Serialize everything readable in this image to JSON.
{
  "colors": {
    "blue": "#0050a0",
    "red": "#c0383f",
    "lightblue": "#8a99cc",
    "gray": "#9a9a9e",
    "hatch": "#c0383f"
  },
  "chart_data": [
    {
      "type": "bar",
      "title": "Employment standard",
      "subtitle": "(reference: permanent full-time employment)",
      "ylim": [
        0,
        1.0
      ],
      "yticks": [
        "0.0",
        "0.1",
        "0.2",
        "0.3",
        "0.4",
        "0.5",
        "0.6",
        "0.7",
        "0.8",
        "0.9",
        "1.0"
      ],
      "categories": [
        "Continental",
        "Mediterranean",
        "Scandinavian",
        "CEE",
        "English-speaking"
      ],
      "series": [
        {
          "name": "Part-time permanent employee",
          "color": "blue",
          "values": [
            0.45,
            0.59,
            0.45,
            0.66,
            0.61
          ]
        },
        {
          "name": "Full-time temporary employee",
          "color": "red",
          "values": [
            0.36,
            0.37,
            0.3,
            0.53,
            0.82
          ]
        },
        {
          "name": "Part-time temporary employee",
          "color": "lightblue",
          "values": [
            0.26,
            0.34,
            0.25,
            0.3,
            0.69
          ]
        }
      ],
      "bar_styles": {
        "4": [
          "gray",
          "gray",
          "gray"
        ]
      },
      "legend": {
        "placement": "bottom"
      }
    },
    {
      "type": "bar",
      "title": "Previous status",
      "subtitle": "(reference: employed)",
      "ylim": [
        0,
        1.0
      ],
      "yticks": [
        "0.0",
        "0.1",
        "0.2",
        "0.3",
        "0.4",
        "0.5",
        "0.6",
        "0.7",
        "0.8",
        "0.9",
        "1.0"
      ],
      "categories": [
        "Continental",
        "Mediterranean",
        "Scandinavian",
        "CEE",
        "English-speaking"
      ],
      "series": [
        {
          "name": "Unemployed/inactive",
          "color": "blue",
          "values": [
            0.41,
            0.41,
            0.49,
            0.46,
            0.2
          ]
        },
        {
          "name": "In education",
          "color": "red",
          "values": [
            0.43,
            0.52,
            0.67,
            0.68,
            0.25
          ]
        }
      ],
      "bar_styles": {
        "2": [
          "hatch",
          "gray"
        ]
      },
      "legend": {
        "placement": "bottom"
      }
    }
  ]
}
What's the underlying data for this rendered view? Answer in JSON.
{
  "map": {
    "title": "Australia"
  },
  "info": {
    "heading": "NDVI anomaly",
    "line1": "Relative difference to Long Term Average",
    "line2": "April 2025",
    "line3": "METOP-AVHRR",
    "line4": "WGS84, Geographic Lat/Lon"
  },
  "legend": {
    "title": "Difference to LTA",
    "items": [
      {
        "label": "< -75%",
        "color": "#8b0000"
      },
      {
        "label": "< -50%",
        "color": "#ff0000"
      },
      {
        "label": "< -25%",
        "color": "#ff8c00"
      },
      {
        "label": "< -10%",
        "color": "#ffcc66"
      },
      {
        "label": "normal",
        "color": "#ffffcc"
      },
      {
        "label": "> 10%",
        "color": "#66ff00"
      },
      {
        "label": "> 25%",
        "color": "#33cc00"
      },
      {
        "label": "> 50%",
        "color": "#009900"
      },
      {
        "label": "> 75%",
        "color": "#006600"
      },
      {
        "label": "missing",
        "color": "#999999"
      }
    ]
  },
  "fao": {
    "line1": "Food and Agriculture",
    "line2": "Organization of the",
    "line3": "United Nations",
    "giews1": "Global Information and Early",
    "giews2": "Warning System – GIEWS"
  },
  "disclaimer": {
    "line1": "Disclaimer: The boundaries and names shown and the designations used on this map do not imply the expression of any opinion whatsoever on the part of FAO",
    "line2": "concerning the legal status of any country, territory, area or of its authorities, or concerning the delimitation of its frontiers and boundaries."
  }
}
▬▬▬▬▬▬▬▬▬▬
#### [WHAT THIS TASK INVOLVES]
Output all of the data again. Match it exactly.

#### [COMPLETE RESPONSE]
Serialize everything readable in this image to JSON.
{
  "colors": {
    "blue": "#0050a0",
    "red": "#c0383f",
    "lightblue": "#8a99cc",
    "gray": "#9a9a9e",
    "hatch": "#c0383f"
  },
  "chart_data": [
    {
      "type": "bar",
      "title": "Employment standard",
      "subtitle": "(reference: permanent full-time employment)",
      "ylim": [
        0,
        1.0
      ],
      "yticks": [
        "0.0",
        "0.1",
        "0.2",
        "0.3",
        "0.4",
        "0.5",
        "0.6",
        "0.7",
        "0.8",
        "0.9",
        "1.0"
      ],
      "categories": [
        "Continental",
        "Mediterranean",
        "Scandinavian",
        "CEE",
        "English-speaking"
      ],
      "series": [
        {
          "name": "Part-time permanent employee",
          "color": "blue",
          "values": [
            0.45,
            0.59,
            0.45,
            0.66,
            0.61
          ]
        },
        {
          "name": "Full-time temporary employee",
          "color": "red",
          "values": [
            0.36,
            0.37,
            0.3,
            0.53,
            0.82
          ]
        },
        {
          "name": "Part-time temporary employee",
          "color": "lightblue",
          "values": [
            0.26,
            0.34,
            0.25,
            0.3,
            0.69
          ]
        }
      ],
      "bar_styles": {
        "4": [
          "gray",
          "gray",
          "gray"
        ]
      },
      "legend": {
        "placement": "bottom"
      }
    },
    {
      "type": "bar",
      "title": "Previous status",
      "subtitle": "(reference: employed)",
      "ylim": [
        0,
        1.0
      ],
      "yticks": [
        "0.0",
        "0.1",
        "0.2",
        "0.3",
        "0.4",
        "0.5",
        "0.6",
        "0.7",
        "0.8",
        "0.9",
        "1.0"
      ],
      "categories": [
        "Continental",
        "Mediterranean",
        "Scandinavian",
        "CEE",
        "English-speaking"
      ],
      "series": [
        {
          "name": "Unemployed/inactive",
          "color": "blue",
          "values": [
            0.41,
            0.41,
            0.49,
            0.46,
            0.2
          ]
        },
        {
          "name": "In education",
          "color": "red",
          "values": [
            0.43,
            0.52,
            0.67,
            0.68,
            0.25
          ]
        }
      ],
      "bar_styles": {
        "2": [
          "hatch",
          "gray"
        ]
      },
      "legend": {
        "placement": "bottom"
      }
    }
  ]
}
What's the underlying data for this rendered view? Answer in JSON.
{
  "map": {
    "title": "Australia"
  },
  "info": {
    "heading": "NDVI anomaly",
    "line1": "Relative difference to Long Term Average",
    "line2": "April 2025",
    "line3": "METOP-AVHRR",
    "line4": "WGS84, Geographic Lat/Lon"
  },
  "legend": {
    "title": "Difference to LTA",
    "items": [
      {
        "label": "< -75%",
        "color": "#8b0000"
      },
      {
        "label": "< -50%",
        "color": "#ff0000"
      },
      {
        "label": "< -25%",
        "color": "#ff8c00"
      },
      {
        "label": "< -10%",
        "color": "#ffcc66"
      },
      {
        "label": "normal",
        "color": "#ffffcc"
      },
      {
        "label": "> 10%",
        "color": "#66ff00"
      },
      {
        "label": "> 25%",
        "color": "#33cc00"
      },
      {
        "label": "> 50%",
        "color": "#009900"
      },
      {
        "label": "> 75%",
        "color": "#006600"
      },
      {
        "label": "missing",
        "color": "#999999"
      }
    ]
  },
  "fao": {
    "line1": "Food and Agriculture",
    "line2": "Organization of the",
    "line3": "United Nations",
    "giews1": "Global Information and Early",
    "giews2": "Warning System – GIEWS"
  },
  "disclaimer": {
    "line1": "Disclaimer: The boundaries and names shown and the designations used on this map do not imply the expression of any opinion whatsoever on the part of FAO",
    "line2": "concerning the legal status of any country, territory, area or of its authorities, or concerning the delimitation of its frontiers and boundaries."
  }
}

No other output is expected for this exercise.